* _Data for this exercise_:
::::
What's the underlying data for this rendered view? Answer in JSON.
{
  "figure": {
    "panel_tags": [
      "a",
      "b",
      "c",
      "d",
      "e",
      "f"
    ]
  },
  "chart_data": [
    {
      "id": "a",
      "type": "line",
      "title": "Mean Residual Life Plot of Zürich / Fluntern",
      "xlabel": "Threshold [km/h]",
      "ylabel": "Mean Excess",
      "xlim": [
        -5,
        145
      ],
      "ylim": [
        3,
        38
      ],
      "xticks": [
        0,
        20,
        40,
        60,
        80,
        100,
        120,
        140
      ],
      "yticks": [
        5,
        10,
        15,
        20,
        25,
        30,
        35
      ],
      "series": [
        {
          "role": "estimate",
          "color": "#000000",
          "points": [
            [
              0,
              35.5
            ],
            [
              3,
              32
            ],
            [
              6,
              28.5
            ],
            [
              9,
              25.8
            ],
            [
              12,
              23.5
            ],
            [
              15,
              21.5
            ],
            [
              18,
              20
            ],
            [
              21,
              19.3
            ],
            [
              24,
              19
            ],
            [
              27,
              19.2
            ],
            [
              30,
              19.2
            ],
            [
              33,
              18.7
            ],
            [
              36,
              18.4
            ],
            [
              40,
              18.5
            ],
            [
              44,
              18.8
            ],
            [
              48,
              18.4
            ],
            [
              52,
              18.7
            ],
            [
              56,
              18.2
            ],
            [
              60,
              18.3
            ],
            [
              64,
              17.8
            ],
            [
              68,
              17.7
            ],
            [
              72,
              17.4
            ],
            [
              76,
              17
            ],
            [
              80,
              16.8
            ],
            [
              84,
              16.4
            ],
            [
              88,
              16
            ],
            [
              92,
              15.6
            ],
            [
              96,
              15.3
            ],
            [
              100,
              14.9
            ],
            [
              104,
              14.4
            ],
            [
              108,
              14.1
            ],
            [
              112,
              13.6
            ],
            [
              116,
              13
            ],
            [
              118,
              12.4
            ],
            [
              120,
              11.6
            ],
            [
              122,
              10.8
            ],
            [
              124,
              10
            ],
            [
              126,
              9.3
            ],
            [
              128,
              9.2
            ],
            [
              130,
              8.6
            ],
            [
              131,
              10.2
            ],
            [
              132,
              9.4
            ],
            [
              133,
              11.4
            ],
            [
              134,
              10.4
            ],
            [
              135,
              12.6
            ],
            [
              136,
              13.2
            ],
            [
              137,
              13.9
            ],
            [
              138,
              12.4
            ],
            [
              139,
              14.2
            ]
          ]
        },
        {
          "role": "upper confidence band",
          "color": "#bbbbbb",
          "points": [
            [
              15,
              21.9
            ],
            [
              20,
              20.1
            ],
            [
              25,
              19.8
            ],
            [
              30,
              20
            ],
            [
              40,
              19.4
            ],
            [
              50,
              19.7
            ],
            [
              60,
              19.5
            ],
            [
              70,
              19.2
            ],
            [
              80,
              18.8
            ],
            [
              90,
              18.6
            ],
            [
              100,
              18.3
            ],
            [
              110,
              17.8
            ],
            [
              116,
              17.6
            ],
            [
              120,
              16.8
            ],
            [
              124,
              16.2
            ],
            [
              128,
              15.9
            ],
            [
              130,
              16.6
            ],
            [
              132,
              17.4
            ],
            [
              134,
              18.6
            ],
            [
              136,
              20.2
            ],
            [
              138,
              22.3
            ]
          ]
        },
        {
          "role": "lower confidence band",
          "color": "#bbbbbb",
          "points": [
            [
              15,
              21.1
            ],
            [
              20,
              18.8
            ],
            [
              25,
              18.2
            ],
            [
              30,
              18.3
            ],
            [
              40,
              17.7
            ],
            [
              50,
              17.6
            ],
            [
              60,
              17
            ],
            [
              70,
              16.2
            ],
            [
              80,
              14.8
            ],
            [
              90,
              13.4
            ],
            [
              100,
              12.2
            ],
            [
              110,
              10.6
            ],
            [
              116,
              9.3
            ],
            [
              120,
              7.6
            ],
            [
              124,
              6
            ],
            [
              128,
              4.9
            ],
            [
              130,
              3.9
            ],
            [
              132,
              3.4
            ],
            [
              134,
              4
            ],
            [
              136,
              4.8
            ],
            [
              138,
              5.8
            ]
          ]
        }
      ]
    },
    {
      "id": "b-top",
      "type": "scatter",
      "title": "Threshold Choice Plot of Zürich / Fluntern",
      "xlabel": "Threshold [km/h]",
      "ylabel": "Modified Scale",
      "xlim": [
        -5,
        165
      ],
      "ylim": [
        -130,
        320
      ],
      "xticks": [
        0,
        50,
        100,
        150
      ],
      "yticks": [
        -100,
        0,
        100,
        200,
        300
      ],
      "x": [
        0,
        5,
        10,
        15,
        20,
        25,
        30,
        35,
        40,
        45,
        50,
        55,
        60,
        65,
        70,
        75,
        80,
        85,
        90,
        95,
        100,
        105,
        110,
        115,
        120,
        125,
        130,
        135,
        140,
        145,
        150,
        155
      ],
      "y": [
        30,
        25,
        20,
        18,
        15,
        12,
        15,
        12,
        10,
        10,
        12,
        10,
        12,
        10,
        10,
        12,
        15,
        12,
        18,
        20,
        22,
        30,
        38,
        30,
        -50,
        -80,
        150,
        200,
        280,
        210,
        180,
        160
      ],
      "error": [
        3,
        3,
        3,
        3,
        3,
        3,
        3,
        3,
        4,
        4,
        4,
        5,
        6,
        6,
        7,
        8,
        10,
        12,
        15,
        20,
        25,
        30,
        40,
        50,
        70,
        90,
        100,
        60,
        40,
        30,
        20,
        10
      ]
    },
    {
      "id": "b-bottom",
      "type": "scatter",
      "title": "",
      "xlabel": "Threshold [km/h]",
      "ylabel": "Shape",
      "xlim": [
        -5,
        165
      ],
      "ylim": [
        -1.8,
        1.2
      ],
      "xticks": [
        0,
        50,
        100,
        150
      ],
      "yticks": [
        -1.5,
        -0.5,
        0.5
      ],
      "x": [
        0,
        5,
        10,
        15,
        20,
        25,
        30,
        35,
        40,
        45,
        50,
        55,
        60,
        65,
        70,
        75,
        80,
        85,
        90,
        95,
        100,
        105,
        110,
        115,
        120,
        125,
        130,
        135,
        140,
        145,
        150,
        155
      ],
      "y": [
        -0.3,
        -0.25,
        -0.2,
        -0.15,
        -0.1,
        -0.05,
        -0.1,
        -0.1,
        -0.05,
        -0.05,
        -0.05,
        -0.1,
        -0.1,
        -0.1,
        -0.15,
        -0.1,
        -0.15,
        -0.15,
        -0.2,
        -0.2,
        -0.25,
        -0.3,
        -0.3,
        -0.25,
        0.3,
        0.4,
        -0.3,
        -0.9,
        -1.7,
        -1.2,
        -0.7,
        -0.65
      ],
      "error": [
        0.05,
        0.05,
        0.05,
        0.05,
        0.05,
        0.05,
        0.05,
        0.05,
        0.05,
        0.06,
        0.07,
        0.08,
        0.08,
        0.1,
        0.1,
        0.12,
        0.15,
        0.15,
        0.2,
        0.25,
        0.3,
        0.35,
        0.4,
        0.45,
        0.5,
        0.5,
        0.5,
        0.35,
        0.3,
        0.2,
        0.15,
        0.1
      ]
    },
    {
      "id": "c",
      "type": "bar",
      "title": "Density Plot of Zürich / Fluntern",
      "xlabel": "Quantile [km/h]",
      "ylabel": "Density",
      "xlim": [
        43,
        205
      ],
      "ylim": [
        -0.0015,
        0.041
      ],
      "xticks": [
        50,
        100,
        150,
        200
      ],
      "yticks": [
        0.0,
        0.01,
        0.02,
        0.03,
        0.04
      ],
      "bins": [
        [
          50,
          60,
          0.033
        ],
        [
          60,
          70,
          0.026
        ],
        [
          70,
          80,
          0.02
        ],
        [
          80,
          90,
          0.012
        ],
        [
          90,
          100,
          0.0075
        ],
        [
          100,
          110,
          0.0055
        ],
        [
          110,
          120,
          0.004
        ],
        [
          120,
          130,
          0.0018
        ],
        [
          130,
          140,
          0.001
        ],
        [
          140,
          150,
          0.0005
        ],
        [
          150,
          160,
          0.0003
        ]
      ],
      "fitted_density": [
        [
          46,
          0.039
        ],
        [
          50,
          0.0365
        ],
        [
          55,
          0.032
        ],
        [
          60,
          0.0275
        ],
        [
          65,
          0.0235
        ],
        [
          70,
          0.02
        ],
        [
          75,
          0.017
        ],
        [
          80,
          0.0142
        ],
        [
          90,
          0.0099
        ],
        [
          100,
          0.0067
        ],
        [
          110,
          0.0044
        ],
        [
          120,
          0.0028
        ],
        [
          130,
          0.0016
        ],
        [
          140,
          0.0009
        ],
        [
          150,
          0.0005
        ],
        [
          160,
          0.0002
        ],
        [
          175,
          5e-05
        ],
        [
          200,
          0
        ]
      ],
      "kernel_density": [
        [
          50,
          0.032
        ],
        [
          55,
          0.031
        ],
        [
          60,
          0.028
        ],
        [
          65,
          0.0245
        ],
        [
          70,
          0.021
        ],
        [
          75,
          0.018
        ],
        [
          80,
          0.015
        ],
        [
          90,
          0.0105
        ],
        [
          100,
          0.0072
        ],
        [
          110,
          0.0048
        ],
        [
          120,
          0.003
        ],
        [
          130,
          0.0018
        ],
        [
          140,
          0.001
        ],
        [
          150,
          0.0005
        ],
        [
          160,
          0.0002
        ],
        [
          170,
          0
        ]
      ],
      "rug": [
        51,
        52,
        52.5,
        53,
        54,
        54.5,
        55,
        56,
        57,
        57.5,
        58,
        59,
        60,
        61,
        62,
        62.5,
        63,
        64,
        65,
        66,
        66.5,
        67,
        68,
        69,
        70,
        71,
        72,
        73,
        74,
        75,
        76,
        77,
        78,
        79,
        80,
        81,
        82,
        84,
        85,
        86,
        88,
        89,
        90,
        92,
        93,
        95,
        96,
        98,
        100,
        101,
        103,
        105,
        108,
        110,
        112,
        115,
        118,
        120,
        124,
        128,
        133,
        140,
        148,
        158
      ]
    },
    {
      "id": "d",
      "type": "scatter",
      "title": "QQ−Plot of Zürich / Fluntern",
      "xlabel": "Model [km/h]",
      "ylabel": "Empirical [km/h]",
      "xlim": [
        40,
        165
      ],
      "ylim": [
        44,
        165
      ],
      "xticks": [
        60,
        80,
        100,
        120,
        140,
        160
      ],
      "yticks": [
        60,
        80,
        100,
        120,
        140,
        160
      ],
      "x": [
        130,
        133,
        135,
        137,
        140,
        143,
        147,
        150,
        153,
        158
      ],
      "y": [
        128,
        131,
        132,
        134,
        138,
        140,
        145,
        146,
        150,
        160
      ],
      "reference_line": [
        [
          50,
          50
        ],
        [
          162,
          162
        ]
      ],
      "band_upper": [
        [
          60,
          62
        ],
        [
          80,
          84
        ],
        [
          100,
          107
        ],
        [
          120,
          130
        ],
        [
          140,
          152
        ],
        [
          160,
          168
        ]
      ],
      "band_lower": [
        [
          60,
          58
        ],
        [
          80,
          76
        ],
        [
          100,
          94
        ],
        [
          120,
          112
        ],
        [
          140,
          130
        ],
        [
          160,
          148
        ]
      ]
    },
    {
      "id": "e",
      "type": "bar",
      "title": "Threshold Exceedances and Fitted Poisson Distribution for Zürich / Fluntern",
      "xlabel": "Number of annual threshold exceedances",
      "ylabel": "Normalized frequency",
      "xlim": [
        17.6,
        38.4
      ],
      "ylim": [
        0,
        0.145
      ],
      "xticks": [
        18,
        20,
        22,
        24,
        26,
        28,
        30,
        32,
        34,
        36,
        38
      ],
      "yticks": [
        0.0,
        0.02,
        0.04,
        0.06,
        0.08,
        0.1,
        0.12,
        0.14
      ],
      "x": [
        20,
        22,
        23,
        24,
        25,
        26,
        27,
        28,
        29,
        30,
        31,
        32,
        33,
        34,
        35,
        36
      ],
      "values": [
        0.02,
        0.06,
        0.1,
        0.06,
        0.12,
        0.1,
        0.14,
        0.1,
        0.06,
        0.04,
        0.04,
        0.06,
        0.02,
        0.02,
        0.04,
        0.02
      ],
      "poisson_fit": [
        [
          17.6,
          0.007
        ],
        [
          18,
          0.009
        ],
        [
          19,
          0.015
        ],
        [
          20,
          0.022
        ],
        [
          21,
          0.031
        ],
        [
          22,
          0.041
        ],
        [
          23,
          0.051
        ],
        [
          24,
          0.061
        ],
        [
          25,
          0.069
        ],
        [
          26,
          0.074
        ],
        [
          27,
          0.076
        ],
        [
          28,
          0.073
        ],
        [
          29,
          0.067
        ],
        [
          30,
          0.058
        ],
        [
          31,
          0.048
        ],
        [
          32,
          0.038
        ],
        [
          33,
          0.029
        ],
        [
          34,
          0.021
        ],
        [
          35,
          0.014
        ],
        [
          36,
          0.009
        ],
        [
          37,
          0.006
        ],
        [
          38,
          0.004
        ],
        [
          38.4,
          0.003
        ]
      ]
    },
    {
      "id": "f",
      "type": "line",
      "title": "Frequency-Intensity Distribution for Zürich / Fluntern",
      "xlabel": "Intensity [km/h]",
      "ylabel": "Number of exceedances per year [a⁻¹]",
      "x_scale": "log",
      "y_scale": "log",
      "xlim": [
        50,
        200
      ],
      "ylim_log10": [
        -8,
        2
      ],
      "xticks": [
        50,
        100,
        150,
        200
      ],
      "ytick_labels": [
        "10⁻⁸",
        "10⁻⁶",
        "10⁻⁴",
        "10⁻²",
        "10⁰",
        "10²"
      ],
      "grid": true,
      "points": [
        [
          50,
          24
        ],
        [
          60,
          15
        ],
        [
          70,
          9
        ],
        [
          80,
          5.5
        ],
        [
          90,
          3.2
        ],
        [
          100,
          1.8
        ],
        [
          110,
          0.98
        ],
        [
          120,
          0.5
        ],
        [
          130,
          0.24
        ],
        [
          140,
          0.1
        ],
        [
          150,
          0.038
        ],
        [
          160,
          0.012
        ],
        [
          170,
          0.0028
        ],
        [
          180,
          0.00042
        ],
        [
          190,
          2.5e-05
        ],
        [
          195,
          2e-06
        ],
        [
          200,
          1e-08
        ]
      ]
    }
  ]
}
::::
* _Description of the task_: Look through the listing above. Pick out each line with "Number" and copy it.

* _Written reply_:
      "xlabel": "Number of annual threshold exceedances",
      "ylabel": "Number of exceedances per year [a⁻¹]",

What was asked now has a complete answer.